**Task brief**:
Extract every line where the string "передачи" appears.

-- Start Extracted data --

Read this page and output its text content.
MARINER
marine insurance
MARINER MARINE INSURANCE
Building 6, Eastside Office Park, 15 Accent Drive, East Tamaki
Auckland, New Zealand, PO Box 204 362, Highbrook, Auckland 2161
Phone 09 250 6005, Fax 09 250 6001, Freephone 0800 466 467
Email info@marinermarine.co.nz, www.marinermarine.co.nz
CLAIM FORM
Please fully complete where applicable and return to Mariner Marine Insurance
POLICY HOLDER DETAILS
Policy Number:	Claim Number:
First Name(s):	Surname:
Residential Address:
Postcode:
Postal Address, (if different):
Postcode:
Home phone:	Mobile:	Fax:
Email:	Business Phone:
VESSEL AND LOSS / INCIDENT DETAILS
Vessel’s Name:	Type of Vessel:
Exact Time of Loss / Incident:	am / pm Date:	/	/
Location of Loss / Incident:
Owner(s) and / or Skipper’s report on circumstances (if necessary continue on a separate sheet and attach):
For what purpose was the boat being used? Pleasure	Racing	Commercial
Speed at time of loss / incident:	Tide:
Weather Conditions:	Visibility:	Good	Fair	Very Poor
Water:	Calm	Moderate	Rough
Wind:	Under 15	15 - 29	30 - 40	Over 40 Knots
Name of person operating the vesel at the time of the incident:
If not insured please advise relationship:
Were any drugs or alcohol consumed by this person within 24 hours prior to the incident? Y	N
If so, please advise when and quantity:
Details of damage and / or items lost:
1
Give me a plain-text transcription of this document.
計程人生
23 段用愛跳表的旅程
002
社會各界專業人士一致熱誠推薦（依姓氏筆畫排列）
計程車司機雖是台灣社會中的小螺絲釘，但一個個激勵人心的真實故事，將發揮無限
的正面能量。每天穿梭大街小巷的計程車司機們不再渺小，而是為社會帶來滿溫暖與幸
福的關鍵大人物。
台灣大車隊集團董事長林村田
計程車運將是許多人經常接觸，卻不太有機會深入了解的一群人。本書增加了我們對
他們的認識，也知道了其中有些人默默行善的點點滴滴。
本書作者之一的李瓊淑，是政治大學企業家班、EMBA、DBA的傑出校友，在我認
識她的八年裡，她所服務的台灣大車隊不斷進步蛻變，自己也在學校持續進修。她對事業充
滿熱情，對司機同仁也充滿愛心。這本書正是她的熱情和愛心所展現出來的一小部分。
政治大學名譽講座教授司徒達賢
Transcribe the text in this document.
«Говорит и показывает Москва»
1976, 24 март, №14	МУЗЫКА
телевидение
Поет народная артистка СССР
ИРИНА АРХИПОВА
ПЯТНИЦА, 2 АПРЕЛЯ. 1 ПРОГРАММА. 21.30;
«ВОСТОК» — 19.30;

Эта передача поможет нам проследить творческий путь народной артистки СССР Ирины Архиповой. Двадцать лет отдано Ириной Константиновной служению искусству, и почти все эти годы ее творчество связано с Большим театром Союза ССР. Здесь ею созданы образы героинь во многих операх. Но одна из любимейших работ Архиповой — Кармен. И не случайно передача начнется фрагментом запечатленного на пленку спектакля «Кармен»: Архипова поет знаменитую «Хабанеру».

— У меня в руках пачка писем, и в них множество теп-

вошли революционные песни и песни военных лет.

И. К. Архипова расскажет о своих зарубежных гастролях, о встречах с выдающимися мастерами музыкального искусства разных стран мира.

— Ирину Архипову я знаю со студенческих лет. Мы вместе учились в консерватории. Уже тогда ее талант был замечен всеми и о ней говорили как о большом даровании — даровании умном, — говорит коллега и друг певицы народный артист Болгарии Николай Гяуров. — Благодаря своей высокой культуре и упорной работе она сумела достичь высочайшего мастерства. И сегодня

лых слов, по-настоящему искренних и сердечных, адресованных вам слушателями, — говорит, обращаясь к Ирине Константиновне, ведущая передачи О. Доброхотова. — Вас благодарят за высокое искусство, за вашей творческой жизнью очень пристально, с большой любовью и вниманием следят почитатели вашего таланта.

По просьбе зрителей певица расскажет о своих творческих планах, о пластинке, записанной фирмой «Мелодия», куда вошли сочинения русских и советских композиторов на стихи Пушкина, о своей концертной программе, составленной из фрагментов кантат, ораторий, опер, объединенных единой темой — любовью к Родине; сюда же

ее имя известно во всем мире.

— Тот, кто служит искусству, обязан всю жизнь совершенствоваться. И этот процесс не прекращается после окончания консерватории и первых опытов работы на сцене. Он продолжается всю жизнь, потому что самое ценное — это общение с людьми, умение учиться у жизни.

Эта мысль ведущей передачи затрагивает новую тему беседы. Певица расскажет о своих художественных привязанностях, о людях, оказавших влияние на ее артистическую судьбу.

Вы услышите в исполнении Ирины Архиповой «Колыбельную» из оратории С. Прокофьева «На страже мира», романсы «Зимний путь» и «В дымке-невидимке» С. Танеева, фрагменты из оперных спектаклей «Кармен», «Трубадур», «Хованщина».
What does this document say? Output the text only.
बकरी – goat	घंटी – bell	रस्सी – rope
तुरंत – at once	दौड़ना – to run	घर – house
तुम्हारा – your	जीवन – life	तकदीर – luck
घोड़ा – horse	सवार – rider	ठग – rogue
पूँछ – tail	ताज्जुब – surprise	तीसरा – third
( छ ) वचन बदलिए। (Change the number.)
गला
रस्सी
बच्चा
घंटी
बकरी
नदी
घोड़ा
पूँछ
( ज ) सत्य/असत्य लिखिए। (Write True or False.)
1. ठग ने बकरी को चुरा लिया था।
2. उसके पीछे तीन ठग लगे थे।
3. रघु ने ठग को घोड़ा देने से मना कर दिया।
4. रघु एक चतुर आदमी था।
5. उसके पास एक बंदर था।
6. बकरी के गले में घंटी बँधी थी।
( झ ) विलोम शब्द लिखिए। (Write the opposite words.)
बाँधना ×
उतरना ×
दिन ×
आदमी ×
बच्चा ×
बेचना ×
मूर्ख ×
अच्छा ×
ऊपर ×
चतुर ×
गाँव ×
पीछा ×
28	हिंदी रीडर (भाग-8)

-- End Extracted data --

**Completed exercise**:
лых слов, по-настоящему искренних и сердечных, адресованных вам слушателями, — говорит, обращаясь к Ирине Константиновне, ведущая передачи О. Доброхотова. — Вас благодарят за высокое искусство, за вашей творческой жизнью очень пристально, с большой любовью и вниманием следят почитатели вашего таланта.
Эта мысль ведущей передачи затрагивает новую тему беседы. Певица расскажет о своих художественных привязанностях, о людях, оказавших влияние на ее артистическую судьбу.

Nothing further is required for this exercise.